The exercise asks for every line of the data to be reproduced exactly.

+ + + +

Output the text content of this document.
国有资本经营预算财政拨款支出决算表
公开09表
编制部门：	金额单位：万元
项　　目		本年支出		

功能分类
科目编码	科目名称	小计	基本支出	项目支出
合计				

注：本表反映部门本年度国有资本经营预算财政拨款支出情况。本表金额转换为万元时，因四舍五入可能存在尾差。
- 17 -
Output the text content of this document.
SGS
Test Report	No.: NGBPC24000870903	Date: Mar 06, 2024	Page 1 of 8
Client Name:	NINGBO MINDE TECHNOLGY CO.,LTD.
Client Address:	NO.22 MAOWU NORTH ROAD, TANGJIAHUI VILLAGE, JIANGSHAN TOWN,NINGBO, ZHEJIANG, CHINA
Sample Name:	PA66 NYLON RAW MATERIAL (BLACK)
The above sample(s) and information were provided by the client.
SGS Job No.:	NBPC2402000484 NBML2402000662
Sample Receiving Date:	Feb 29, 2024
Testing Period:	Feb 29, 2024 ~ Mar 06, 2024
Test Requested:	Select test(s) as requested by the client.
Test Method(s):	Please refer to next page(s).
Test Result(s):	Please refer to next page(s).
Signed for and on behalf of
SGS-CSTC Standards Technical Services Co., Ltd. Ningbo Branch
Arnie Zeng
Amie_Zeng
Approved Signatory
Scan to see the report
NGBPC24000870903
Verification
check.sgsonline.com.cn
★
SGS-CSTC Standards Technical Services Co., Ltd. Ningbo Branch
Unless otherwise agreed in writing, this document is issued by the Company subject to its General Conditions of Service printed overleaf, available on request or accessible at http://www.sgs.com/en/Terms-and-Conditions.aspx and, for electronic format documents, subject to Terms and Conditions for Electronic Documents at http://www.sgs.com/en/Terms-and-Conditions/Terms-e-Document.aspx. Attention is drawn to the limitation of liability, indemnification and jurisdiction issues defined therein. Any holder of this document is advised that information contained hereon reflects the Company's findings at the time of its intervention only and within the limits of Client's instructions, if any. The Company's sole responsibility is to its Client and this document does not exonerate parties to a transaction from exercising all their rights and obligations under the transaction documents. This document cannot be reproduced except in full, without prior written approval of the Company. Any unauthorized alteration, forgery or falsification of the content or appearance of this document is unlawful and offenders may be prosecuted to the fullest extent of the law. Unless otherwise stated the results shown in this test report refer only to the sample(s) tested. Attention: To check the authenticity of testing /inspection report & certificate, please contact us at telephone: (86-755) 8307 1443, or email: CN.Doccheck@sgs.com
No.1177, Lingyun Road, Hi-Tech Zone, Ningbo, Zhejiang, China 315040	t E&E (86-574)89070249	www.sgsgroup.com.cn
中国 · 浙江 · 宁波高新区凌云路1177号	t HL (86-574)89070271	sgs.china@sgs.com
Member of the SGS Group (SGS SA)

+ + + +

# Solution
Output the text content of this document.
国有资本经营预算财政拨款支出决算表
公开09表
编制部门：	金额单位：万元
项　　目		本年支出		

功能分类
科目编码	科目名称	小计	基本支出	项目支出
合计				

注：本表反映部门本年度国有资本经营预算财政拨款支出情况。本表金额转换为万元时，因四舍五入可能存在尾差。
- 17 -
Output the text content of this document.
SGS
Test Report	No.: NGBPC24000870903	Date: Mar 06, 2024	Page 1 of 8
Client Name:	NINGBO MINDE TECHNOLGY CO.,LTD.
Client Address:	NO.22 MAOWU NORTH ROAD, TANGJIAHUI VILLAGE, JIANGSHAN TOWN,NINGBO, ZHEJIANG, CHINA
Sample Name:	PA66 NYLON RAW MATERIAL (BLACK)
The above sample(s) and information were provided by the client.
SGS Job No.:	NBPC2402000484 NBML2402000662
Sample Receiving Date:	Feb 29, 2024
Testing Period:	Feb 29, 2024 ~ Mar 06, 2024
Test Requested:	Select test(s) as requested by the client.
Test Method(s):	Please refer to next page(s).
Test Result(s):	Please refer to next page(s).
Signed for and on behalf of
SGS-CSTC Standards Technical Services Co., Ltd. Ningbo Branch
Arnie Zeng
Amie_Zeng
Approved Signatory
Scan to see the report
NGBPC24000870903
Verification
check.sgsonline.com.cn
★
SGS-CSTC Standards Technical Services Co., Ltd. Ningbo Branch
Unless otherwise agreed in writing, this document is issued by the Company subject to its General Conditions of Service printed overleaf, available on request or accessible at http://www.sgs.com/en/Terms-and-Conditions.aspx and, for electronic format documents, subject to Terms and Conditions for Electronic Documents at http://www.sgs.com/en/Terms-and-Conditions/Terms-e-Document.aspx. Attention is drawn to the limitation of liability, indemnification and jurisdiction issues defined therein. Any holder of this document is advised that information contained hereon reflects the Company's findings at the time of its intervention only and within the limits of Client's instructions, if any. The Company's sole responsibility is to its Client and this document does not exonerate parties to a transaction from exercising all their rights and obligations under the transaction documents. This document cannot be reproduced except in full, without prior written approval of the Company. Any unauthorized alteration, forgery or falsification of the content or appearance of this document is unlawful and offenders may be prosecuted to the fullest extent of the law. Unless otherwise stated the results shown in this test report refer only to the sample(s) tested. Attention: To check the authenticity of testing /inspection report & certificate, please contact us at telephone: (86-755) 8307 1443, or email: CN.Doccheck@sgs.com
No.1177, Lingyun Road, Hi-Tech Zone, Ningbo, Zhejiang, China 315040	t E&E (86-574)89070249	www.sgsgroup.com.cn
中国 · 浙江 · 宁波高新区凌云路1177号	t HL (86-574)89070271	sgs.china@sgs.com
Member of the SGS Group (SGS SA)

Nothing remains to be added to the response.